Your tasks:
#1 Answer these about the foreclosure excerpt below:
(a) What share of home sales in December were investor purchases?
(b) How much did the private equity funds plan to spend on foreclosed single-family homes?
(c) At which school does Susan Wachter teach?
#2 Transcribe the foreclosure excerpt below word for word, taking everything from "Investors are likely" down to "Association of Realtors.".
Page excerpt Block Start
Investors are likely to buy many of the foreclosed homes that come on the market to take advantage of low prices and demand for rentals, Zandi said. About 21 percent of home sales in December were investor purchases, according to the National Association of Realtors.
Investors will step up to buy these properties because sellers will make it worth their while. The GSEs will provide debt to facilitate these sales. Portfolio buyers will hold for cashflow then sell for appreciation years from now. These portfolio deals will ultimately be sold to owner occupants when their credit recovers years from now.
Manage as Rentals
Private equity funds including Los Angeles-based Oaktree Capital Management LP (OAKTRZ) and New York-based GTIS Partners announced plans in January to buy $2.5 billion of foreclosed single-family homes to manage as rentals, focusing on states with the highest number of foreclosures, such as California, Florida and Nevada.
“There’s pretty strong investor demand, particularly in some markets where prices have overshot,” Zandi said. “They’ve gone well below what you’d expect given incomes and rents.”
There remains a danger that “a wave of foreclosures” may destabilize the housing market, said Susan Wachter, professor of real estate and finance at the University of Pennsylvania’s Wharton School.
“The logjam has to be unleashed and it has been — this will do that,” she said. “That’s a good thing. But then there needs to be methodical loan-by-loan determination of the best resolution.”
Page excerpt Block End
Given data Block Start
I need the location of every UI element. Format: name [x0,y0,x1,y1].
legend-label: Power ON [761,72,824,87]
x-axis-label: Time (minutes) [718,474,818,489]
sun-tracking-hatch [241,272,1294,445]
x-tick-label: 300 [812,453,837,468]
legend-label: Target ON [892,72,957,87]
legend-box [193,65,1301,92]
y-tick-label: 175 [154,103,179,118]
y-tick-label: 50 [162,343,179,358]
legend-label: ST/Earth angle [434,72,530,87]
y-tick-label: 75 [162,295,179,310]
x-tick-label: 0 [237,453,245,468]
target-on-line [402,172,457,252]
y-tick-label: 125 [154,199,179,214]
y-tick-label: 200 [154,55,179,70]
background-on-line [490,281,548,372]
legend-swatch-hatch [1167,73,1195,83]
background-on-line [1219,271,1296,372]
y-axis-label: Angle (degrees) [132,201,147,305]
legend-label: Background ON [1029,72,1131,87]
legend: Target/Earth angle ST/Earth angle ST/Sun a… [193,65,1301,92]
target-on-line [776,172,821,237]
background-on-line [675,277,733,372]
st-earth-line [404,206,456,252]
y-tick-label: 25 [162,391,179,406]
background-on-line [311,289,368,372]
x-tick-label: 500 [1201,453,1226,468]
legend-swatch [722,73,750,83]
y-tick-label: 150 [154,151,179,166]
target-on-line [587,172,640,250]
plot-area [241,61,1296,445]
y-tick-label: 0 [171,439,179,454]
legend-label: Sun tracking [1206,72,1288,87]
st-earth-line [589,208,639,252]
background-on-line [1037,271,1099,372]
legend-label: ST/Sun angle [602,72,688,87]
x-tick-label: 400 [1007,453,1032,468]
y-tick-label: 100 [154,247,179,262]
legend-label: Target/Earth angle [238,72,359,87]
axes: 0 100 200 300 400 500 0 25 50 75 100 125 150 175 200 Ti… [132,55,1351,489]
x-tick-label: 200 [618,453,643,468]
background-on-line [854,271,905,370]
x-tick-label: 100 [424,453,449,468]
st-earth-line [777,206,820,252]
Given data Block End
Answers to the exercises:
#1
(a) About 21 percent.
(b) $2.5 billion.
(c) The University of Pennsylvania's Wharton School.

#2
Investors are likely to buy many of the foreclosed homes that come on the market to take advantage of low prices and demand for rentals, Zandi said. About 21 percent of home sales in December were investor purchases, according to the National Association of Realtors.